■ Records for the task ■

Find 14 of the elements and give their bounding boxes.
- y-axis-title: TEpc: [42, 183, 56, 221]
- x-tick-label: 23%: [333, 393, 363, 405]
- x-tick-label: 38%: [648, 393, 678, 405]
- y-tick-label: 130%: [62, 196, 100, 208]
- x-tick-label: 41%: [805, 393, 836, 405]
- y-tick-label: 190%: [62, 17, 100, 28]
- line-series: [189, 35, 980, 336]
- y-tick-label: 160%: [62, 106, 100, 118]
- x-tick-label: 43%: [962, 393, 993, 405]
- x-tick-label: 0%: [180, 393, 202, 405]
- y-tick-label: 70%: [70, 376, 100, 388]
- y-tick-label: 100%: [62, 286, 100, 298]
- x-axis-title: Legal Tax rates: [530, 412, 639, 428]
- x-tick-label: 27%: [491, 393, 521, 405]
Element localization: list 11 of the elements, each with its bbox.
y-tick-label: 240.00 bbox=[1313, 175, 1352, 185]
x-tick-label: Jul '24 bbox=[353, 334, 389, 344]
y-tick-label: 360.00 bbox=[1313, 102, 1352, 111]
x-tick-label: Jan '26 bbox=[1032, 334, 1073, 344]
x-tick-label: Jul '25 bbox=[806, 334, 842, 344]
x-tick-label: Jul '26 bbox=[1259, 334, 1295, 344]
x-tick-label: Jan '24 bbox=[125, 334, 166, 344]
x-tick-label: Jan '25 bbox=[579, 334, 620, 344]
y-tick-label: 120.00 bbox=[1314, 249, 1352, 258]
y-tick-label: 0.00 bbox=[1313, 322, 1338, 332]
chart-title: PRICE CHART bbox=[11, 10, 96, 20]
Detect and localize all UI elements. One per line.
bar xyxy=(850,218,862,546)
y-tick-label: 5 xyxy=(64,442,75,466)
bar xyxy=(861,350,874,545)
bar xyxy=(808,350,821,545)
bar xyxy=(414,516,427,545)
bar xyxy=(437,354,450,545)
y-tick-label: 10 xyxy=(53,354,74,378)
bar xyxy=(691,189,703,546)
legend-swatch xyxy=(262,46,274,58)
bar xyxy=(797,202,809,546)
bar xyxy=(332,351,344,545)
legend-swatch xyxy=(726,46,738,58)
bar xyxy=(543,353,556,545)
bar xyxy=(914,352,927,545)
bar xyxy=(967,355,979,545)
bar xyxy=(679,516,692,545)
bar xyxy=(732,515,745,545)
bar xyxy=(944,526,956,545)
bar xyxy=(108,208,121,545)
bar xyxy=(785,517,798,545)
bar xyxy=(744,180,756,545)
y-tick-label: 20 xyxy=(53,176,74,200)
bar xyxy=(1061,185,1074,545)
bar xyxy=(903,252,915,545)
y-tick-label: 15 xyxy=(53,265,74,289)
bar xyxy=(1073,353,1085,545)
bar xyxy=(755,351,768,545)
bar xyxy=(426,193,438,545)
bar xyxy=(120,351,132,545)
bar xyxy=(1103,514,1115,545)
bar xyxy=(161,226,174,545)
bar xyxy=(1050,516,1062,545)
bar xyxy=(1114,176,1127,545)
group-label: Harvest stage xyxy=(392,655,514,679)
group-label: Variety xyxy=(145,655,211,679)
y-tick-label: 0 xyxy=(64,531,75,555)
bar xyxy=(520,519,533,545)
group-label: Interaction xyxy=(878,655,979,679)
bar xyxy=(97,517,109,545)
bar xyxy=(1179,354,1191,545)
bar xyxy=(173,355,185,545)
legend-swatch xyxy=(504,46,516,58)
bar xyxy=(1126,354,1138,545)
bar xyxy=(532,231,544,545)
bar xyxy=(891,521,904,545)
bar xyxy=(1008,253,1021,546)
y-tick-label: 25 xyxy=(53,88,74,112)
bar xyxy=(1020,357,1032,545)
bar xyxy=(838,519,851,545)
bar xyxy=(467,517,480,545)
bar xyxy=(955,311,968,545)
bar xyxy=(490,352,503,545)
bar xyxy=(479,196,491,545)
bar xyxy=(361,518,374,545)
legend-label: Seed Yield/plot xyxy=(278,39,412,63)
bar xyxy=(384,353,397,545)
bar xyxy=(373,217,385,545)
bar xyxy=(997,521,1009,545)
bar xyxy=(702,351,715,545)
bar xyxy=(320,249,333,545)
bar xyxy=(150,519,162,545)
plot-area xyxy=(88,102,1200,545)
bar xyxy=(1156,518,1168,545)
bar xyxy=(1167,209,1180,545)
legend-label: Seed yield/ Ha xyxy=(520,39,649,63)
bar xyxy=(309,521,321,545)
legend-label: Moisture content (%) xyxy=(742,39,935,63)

■ Request ■
Format every line of the items above as a Markdown table with the columns Row and Item line, numbering the rows in order and leaving out any blank lines.

■ Solution to the problem ■
| Row | Item line |
|---|---|
| 1 | Find 14 of the elements and give their bounding boxes. |
| 2 | - y-axis-title: TEpc: [42, 183, 56, 221] |
| 3 | - x-tick-label: 23%: [333, 393, 363, 405] |
| 4 | - x-tick-label: 38%: [648, 393, 678, 405] |
| 5 | - y-tick-label: 130%: [62, 196, 100, 208] |
| 6 | - x-tick-label: 41%: [805, 393, 836, 405] |
| 7 | - y-tick-label: 190%: [62, 17, 100, 28] |
| 8 | - line-series: [189, 35, 980, 336] |
| 9 | - y-tick-label: 160%: [62, 106, 100, 118] |
| 10 | - x-tick-label: 43%: [962, 393, 993, 405] |
| 11 | - x-tick-label: 0%: [180, 393, 202, 405] |
| 12 | - y-tick-label: 70%: [70, 376, 100, 388] |
| 13 | - y-tick-label: 100%: [62, 286, 100, 298] |
| 14 | - x-axis-title: Legal Tax rates: [530, 412, 639, 428] |
| 15 | - x-tick-label: 27%: [491, 393, 521, 405] |
| 16 | Element localization: list 11 of the elements, each with its bbox. |
| 17 | y-tick-label: 240.00 bbox=[1313, 175, 1352, 185] |
| 18 | x-tick-label: Jul '24 bbox=[353, 334, 389, 344] |
| 19 | y-tick-label: 360.00 bbox=[1313, 102, 1352, 111] |
| 20 | x-tick-label: Jan '26 bbox=[1032, 334, 1073, 344] |
| 21 | x-tick-label: Jul '25 bbox=[806, 334, 842, 344] |
| 22 | x-tick-label: Jul '26 bbox=[1259, 334, 1295, 344] |
| 23 | x-tick-label: Jan '24 bbox=[125, 334, 166, 344] |
| 24 | x-tick-label: Jan '25 bbox=[579, 334, 620, 344] |
| 25 | y-tick-label: 120.00 bbox=[1314, 249, 1352, 258] |
| 26 | y-tick-label: 0.00 bbox=[1313, 322, 1338, 332] |
| 27 | chart-title: PRICE CHART bbox=[11, 10, 96, 20] |
| 28 | Detect and localize all UI elements. One per line. |
| 29 | bar xyxy=(850,218,862,546) |
| 30 | y-tick-label: 5 xyxy=(64,442,75,466) |
| 31 | bar xyxy=(861,350,874,545) |
| 32 | bar xyxy=(808,350,821,545) |
| 33 | bar xyxy=(414,516,427,545) |
| 34 | bar xyxy=(437,354,450,545) |
| 35 | y-tick-label: 10 xyxy=(53,354,74,378) |
| 36 | bar xyxy=(691,189,703,546) |
| 37 | legend-swatch xyxy=(262,46,274,58) |
| 38 | bar xyxy=(797,202,809,546) |
| 39 | bar xyxy=(332,351,344,545) |
| 40 | legend-swatch xyxy=(726,46,738,58) |
| 41 | bar xyxy=(543,353,556,545) |
| 42 | bar xyxy=(914,352,927,545) |
| 43 | bar xyxy=(967,355,979,545) |
| 44 | bar xyxy=(679,516,692,545) |
| 45 | bar xyxy=(732,515,745,545) |
| 46 | bar xyxy=(944,526,956,545) |
| 47 | bar xyxy=(108,208,121,545) |
| 48 | bar xyxy=(785,517,798,545) |
| 49 | bar xyxy=(744,180,756,545) |
| 50 | y-tick-label: 20 xyxy=(53,176,74,200) |
| 51 | bar xyxy=(1061,185,1074,545) |
| 52 | bar xyxy=(903,252,915,545) |
| 53 | y-tick-label: 15 xyxy=(53,265,74,289) |
| 54 | bar xyxy=(1073,353,1085,545) |
| 55 | bar xyxy=(755,351,768,545) |
| 56 | bar xyxy=(426,193,438,545) |
| 57 | bar xyxy=(120,351,132,545) |
| 58 | bar xyxy=(1103,514,1115,545) |
| 59 | bar xyxy=(161,226,174,545) |
| 60 | bar xyxy=(1050,516,1062,545) |
| 61 | bar xyxy=(1114,176,1127,545) |
| 62 | group-label: Harvest stage xyxy=(392,655,514,679) |
| 63 | group-label: Variety xyxy=(145,655,211,679) |
| 64 | y-tick-label: 0 xyxy=(64,531,75,555) |
| 65 | bar xyxy=(520,519,533,545) |
| 66 | group-label: Interaction xyxy=(878,655,979,679) |
| 67 | bar xyxy=(97,517,109,545) |
| 68 | bar xyxy=(1179,354,1191,545) |
| 69 | bar xyxy=(173,355,185,545) |
| 70 | legend-swatch xyxy=(504,46,516,58) |
| 71 | bar xyxy=(1126,354,1138,545) |
| 72 | bar xyxy=(532,231,544,545) |
| 73 | bar xyxy=(891,521,904,545) |
| 74 | bar xyxy=(1008,253,1021,546) |
| 75 | y-tick-label: 25 xyxy=(53,88,74,112) |
| 76 | bar xyxy=(1020,357,1032,545) |
| 77 | bar xyxy=(838,519,851,545) |
| 78 | bar xyxy=(467,517,480,545) |
| 79 | bar xyxy=(955,311,968,545) |
| 80 | bar xyxy=(490,352,503,545) |
| 81 | bar xyxy=(479,196,491,545) |
| 82 | bar xyxy=(361,518,374,545) |
| 83 | legend-label: Seed Yield/plot xyxy=(278,39,412,63) |
| 84 | bar xyxy=(384,353,397,545) |
| 85 | bar xyxy=(373,217,385,545) |
| 86 | bar xyxy=(997,521,1009,545) |
| 87 | bar xyxy=(702,351,715,545) |
| 88 | bar xyxy=(320,249,333,545) |
| 89 | bar xyxy=(150,519,162,545) |
| 90 | plot-area xyxy=(88,102,1200,545) |
| 91 | bar xyxy=(1156,518,1168,545) |
| 92 | bar xyxy=(1167,209,1180,545) |
| 93 | legend-label: Seed yield/ Ha xyxy=(520,39,649,63) |
| 94 | bar xyxy=(309,521,321,545) |
| 95 | legend-label: Moisture content (%) xyxy=(742,39,935,63) |